Exercise inputs:
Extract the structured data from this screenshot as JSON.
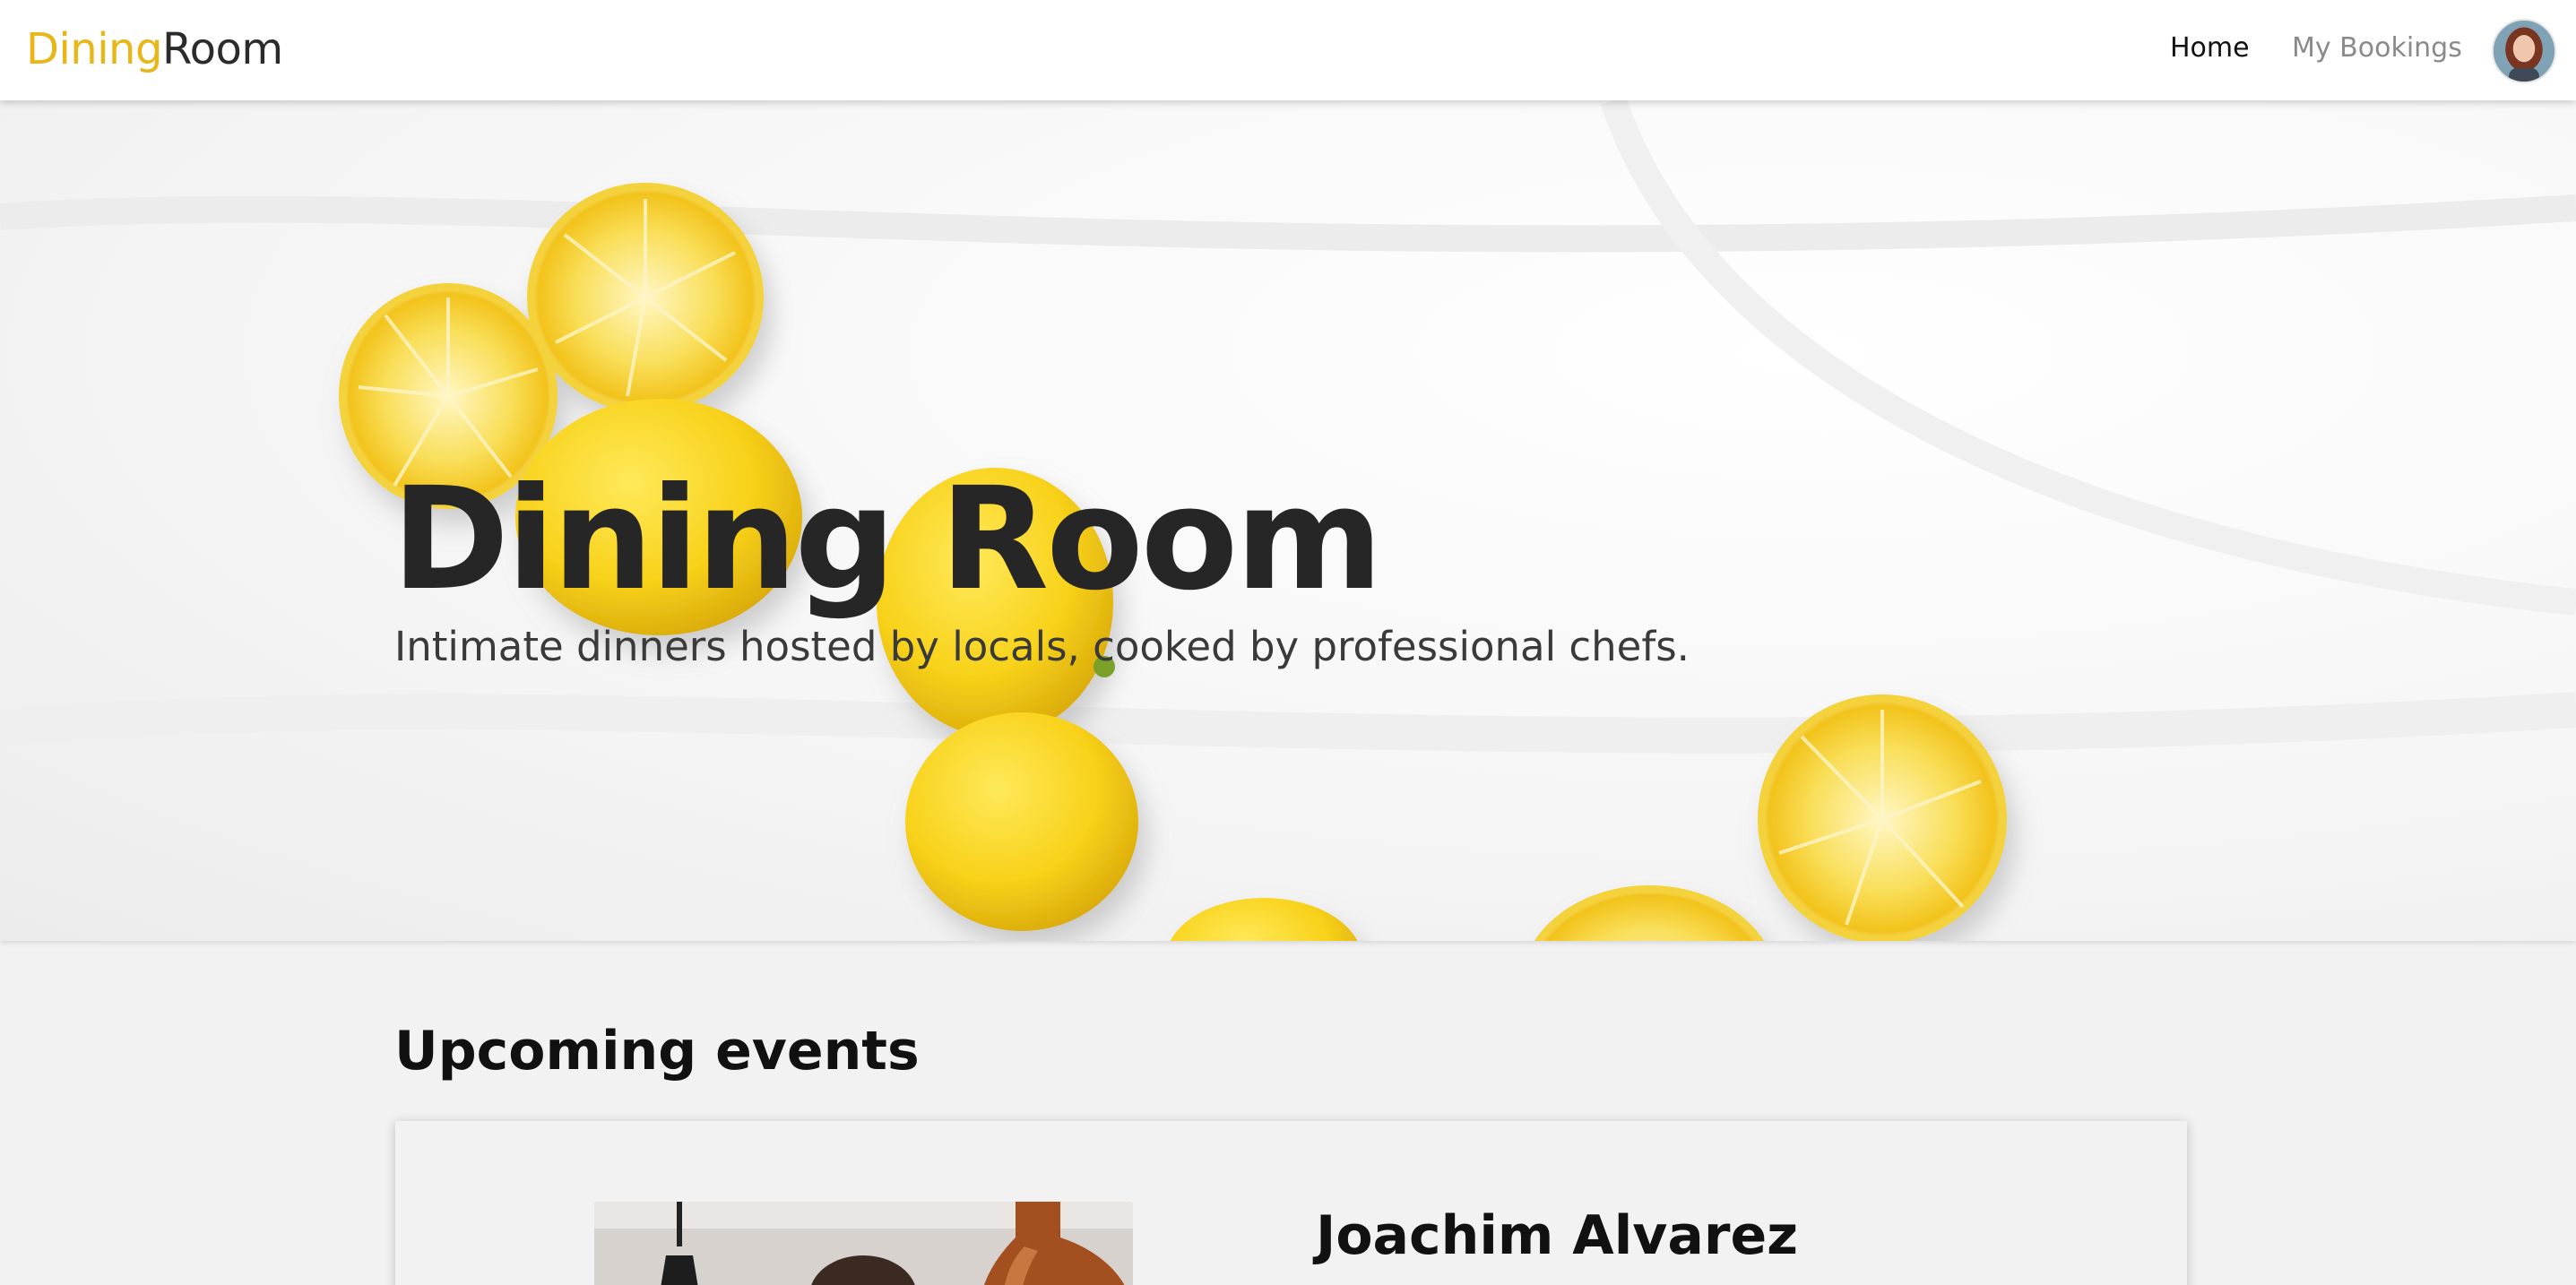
{
  "navbar": {
    "brand_first": "Dining",
    "brand_second": "Room",
    "links": [
      {
        "label": "Home",
        "active": true
      },
      {
        "label": "My Bookings",
        "active": false
      }
    ],
    "avatar_icon": "user-avatar-icon"
  },
  "hero": {
    "title": "Dining Room",
    "subtitle": "Intimate dinners hosted by locals, cooked by professional chefs.",
    "image": "lemons-on-white-cloth"
  },
  "events": {
    "section_title": "Upcoming events",
    "items": [
      {
        "host": "Joachim Alvarez",
        "image": "chef-in-kitchen-photo"
      }
    ]
  },
  "colors": {
    "brand_accent": "#e8b717",
    "text_dark": "#262626",
    "nav_inactive": "#8a8a8a",
    "page_bg": "#f3f2f2"
  }
}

Exercise details: Transcribe all the lines above exactly, apart from the pictures.

Response for this exercise:
Extract the structured data from this screenshot as JSON.
{
  "navbar": {
    "brand_first": "Dining",
    "brand_second": "Room",
    "links": [
      {
        "label": "Home",
        "active": true
      },
      {
        "label": "My Bookings",
        "active": false
      }
    ],
    "avatar_icon": "user-avatar-icon"
  },
  "hero": {
    "title": "Dining Room",
    "subtitle": "Intimate dinners hosted by locals, cooked by professional chefs.",
    "image": "lemons-on-white-cloth"
  },
  "events": {
    "section_title": "Upcoming events",
    "items": [
      {
        "host": "Joachim Alvarez",
        "image": "chef-in-kitchen-photo"
      }
    ]
  },
  "colors": {
    "brand_accent": "#e8b717",
    "text_dark": "#262626",
    "nav_inactive": "#8a8a8a",
    "page_bg": "#f3f2f2"
  }
}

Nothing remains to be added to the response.